Give the listing below again in full, exactly as written.

***** DATASET RECORDS *****

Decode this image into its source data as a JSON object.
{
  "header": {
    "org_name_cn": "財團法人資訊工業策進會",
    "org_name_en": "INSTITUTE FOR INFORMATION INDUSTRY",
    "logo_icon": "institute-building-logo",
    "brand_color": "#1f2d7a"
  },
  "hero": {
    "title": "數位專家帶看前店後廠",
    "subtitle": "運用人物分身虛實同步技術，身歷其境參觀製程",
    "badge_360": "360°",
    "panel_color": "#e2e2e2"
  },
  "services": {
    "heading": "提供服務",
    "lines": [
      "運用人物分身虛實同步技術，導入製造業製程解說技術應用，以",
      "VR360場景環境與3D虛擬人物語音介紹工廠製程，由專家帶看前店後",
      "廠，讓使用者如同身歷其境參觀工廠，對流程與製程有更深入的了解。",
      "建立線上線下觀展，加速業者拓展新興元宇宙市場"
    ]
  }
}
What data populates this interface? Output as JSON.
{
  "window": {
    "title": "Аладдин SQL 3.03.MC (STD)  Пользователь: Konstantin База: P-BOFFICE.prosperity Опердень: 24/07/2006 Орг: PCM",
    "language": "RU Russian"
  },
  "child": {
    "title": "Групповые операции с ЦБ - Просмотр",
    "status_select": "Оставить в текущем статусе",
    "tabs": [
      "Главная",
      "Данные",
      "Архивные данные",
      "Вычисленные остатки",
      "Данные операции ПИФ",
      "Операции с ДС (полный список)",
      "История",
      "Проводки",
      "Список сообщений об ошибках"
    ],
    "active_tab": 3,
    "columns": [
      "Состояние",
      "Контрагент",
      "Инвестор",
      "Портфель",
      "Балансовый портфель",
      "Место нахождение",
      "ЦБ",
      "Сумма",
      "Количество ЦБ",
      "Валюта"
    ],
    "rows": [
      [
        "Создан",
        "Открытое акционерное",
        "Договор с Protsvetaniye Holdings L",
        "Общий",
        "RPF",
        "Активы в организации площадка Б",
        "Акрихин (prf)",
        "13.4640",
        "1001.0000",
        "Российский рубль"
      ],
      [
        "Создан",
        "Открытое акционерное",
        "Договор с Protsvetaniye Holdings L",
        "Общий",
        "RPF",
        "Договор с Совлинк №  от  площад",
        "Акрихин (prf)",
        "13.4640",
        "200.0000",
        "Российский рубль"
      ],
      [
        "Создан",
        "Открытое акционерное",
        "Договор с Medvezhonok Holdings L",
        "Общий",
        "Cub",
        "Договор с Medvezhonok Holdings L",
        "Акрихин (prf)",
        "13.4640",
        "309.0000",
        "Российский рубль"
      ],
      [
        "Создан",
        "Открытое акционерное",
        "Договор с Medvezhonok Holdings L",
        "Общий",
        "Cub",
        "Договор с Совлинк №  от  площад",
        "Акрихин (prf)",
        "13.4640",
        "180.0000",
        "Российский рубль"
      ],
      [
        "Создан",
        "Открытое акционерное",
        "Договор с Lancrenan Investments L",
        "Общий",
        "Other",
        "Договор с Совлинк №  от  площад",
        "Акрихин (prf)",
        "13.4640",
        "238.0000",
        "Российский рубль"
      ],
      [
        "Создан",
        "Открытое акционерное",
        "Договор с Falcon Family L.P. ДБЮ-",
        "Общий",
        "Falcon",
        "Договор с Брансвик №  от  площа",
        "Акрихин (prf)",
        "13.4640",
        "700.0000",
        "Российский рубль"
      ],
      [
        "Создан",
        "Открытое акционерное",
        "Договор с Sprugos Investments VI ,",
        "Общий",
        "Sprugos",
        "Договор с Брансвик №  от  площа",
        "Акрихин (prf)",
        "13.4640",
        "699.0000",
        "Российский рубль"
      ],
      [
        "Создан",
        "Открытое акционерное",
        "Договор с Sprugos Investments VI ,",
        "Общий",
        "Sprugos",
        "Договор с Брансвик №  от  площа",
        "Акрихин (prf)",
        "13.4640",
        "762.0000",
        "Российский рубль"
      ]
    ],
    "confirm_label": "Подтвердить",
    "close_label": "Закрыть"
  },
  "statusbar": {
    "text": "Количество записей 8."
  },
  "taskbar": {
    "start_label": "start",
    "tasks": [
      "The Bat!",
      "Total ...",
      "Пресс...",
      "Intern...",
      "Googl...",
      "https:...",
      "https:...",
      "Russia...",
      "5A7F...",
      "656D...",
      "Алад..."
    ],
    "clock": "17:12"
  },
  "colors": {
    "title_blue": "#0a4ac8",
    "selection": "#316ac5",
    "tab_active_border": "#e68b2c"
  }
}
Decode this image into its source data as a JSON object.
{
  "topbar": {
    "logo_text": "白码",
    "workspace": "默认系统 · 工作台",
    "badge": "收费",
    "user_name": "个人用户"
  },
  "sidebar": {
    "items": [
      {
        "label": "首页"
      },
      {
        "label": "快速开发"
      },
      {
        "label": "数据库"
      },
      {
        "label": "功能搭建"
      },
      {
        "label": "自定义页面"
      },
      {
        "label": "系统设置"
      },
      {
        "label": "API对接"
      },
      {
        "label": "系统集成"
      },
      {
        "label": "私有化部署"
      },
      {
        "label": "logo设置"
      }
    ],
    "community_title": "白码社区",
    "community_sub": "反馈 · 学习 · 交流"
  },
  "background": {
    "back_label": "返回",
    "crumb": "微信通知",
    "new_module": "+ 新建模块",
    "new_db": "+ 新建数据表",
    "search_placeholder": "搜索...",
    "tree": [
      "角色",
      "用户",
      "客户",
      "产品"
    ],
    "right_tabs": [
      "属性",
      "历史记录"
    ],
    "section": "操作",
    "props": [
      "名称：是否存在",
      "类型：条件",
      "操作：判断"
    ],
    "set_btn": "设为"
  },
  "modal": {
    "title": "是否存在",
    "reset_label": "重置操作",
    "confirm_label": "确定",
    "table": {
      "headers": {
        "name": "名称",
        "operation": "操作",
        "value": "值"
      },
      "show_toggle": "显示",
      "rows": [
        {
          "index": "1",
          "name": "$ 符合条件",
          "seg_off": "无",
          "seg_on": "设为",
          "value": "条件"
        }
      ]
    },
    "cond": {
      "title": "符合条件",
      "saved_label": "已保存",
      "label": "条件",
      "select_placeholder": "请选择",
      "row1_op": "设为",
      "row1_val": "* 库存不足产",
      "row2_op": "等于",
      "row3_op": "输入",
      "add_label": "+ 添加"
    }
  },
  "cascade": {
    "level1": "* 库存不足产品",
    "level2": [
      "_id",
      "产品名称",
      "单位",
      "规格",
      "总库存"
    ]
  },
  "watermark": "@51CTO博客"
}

*****

:: RESPONSE ::
Decode this image into its source data as a JSON object.
{
  "header": {
    "org_name_cn": "財團法人資訊工業策進會",
    "org_name_en": "INSTITUTE FOR INFORMATION INDUSTRY",
    "logo_icon": "institute-building-logo",
    "brand_color": "#1f2d7a"
  },
  "hero": {
    "title": "數位專家帶看前店後廠",
    "subtitle": "運用人物分身虛實同步技術，身歷其境參觀製程",
    "badge_360": "360°",
    "panel_color": "#e2e2e2"
  },
  "services": {
    "heading": "提供服務",
    "lines": [
      "運用人物分身虛實同步技術，導入製造業製程解說技術應用，以",
      "VR360場景環境與3D虛擬人物語音介紹工廠製程，由專家帶看前店後",
      "廠，讓使用者如同身歷其境參觀工廠，對流程與製程有更深入的了解。",
      "建立線上線下觀展，加速業者拓展新興元宇宙市場"
    ]
  }
}
What data populates this interface? Output as JSON.
{
  "window": {
    "title": "Аладдин SQL 3.03.MC (STD)  Пользователь: Konstantin База: P-BOFFICE.prosperity Опердень: 24/07/2006 Орг: PCM",
    "language": "RU Russian"
  },
  "child": {
    "title": "Групповые операции с ЦБ - Просмотр",
    "status_select": "Оставить в текущем статусе",
    "tabs": [
      "Главная",
      "Данные",
      "Архивные данные",
      "Вычисленные остатки",
      "Данные операции ПИФ",
      "Операции с ДС (полный список)",
      "История",
      "Проводки",
      "Список сообщений об ошибках"
    ],
    "active_tab": 3,
    "columns": [
      "Состояние",
      "Контрагент",
      "Инвестор",
      "Портфель",
      "Балансовый портфель",
      "Место нахождение",
      "ЦБ",
      "Сумма",
      "Количество ЦБ",
      "Валюта"
    ],
    "rows": [
      [
        "Создан",
        "Открытое акционерное",
        "Договор с Protsvetaniye Holdings L",
        "Общий",
        "RPF",
        "Активы в организации площадка Б",
        "Акрихин (prf)",
        "13.4640",
        "1001.0000",
        "Российский рубль"
      ],
      [
        "Создан",
        "Открытое акционерное",
        "Договор с Protsvetaniye Holdings L",
        "Общий",
        "RPF",
        "Договор с Совлинк №  от  площад",
        "Акрихин (prf)",
        "13.4640",
        "200.0000",
        "Российский рубль"
      ],
      [
        "Создан",
        "Открытое акционерное",
        "Договор с Medvezhonok Holdings L",
        "Общий",
        "Cub",
        "Договор с Medvezhonok Holdings L",
        "Акрихин (prf)",
        "13.4640",
        "309.0000",
        "Российский рубль"
      ],
      [
        "Создан",
        "Открытое акционерное",
        "Договор с Medvezhonok Holdings L",
        "Общий",
        "Cub",
        "Договор с Совлинк №  от  площад",
        "Акрихин (prf)",
        "13.4640",
        "180.0000",
        "Российский рубль"
      ],
      [
        "Создан",
        "Открытое акционерное",
        "Договор с Lancrenan Investments L",
        "Общий",
        "Other",
        "Договор с Совлинк №  от  площад",
        "Акрихин (prf)",
        "13.4640",
        "238.0000",
        "Российский рубль"
      ],
      [
        "Создан",
        "Открытое акционерное",
        "Договор с Falcon Family L.P. ДБЮ-",
        "Общий",
        "Falcon",
        "Договор с Брансвик №  от  площа",
        "Акрихин (prf)",
        "13.4640",
        "700.0000",
        "Российский рубль"
      ],
      [
        "Создан",
        "Открытое акционерное",
        "Договор с Sprugos Investments VI ,",
        "Общий",
        "Sprugos",
        "Договор с Брансвик №  от  площа",
        "Акрихин (prf)",
        "13.4640",
        "699.0000",
        "Российский рубль"
      ],
      [
        "Создан",
        "Открытое акционерное",
        "Договор с Sprugos Investments VI ,",
        "Общий",
        "Sprugos",
        "Договор с Брансвик №  от  площа",
        "Акрихин (prf)",
        "13.4640",
        "762.0000",
        "Российский рубль"
      ]
    ],
    "confirm_label": "Подтвердить",
    "close_label": "Закрыть"
  },
  "statusbar": {
    "text": "Количество записей 8."
  },
  "taskbar": {
    "start_label": "start",
    "tasks": [
      "The Bat!",
      "Total ...",
      "Пресс...",
      "Intern...",
      "Googl...",
      "https:...",
      "https:...",
      "Russia...",
      "5A7F...",
      "656D...",
      "Алад..."
    ],
    "clock": "17:12"
  },
  "colors": {
    "title_blue": "#0a4ac8",
    "selection": "#316ac5",
    "tab_active_border": "#e68b2c"
  }
}
Decode this image into its source data as a JSON object.
{
  "topbar": {
    "logo_text": "白码",
    "workspace": "默认系统 · 工作台",
    "badge": "收费",
    "user_name": "个人用户"
  },
  "sidebar": {
    "items": [
      {
        "label": "首页"
      },
      {
        "label": "快速开发"
      },
      {
        "label": "数据库"
      },
      {
        "label": "功能搭建"
      },
      {
        "label": "自定义页面"
      },
      {
        "label": "系统设置"
      },
      {
        "label": "API对接"
      },
      {
        "label": "系统集成"
      },
      {
        "label": "私有化部署"
      },
      {
        "label": "logo设置"
      }
    ],
    "community_title": "白码社区",
    "community_sub": "反馈 · 学习 · 交流"
  },
  "background": {
    "back_label": "返回",
    "crumb": "微信通知",
    "new_module": "+ 新建模块",
    "new_db": "+ 新建数据表",
    "search_placeholder": "搜索...",
    "tree": [
      "角色",
      "用户",
      "客户",
      "产品"
    ],
    "right_tabs": [
      "属性",
      "历史记录"
    ],
    "section": "操作",
    "props": [
      "名称：是否存在",
      "类型：条件",
      "操作：判断"
    ],
    "set_btn": "设为"
  },
  "modal": {
    "title": "是否存在",
    "reset_label": "重置操作",
    "confirm_label": "确定",
    "table": {
      "headers": {
        "name": "名称",
        "operation": "操作",
        "value": "值"
      },
      "show_toggle": "显示",
      "rows": [
        {
          "index": "1",
          "name": "$ 符合条件",
          "seg_off": "无",
          "seg_on": "设为",
          "value": "条件"
        }
      ]
    },
    "cond": {
      "title": "符合条件",
      "saved_label": "已保存",
      "label": "条件",
      "select_placeholder": "请选择",
      "row1_op": "设为",
      "row1_val": "* 库存不足产",
      "row2_op": "等于",
      "row3_op": "输入",
      "add_label": "+ 添加"
    }
  },
  "cascade": {
    "level1": "* 库存不足产品",
    "level2": [
      "_id",
      "产品名称",
      "单位",
      "规格",
      "总库存"
    ]
  },
  "watermark": "@51CTO博客"
}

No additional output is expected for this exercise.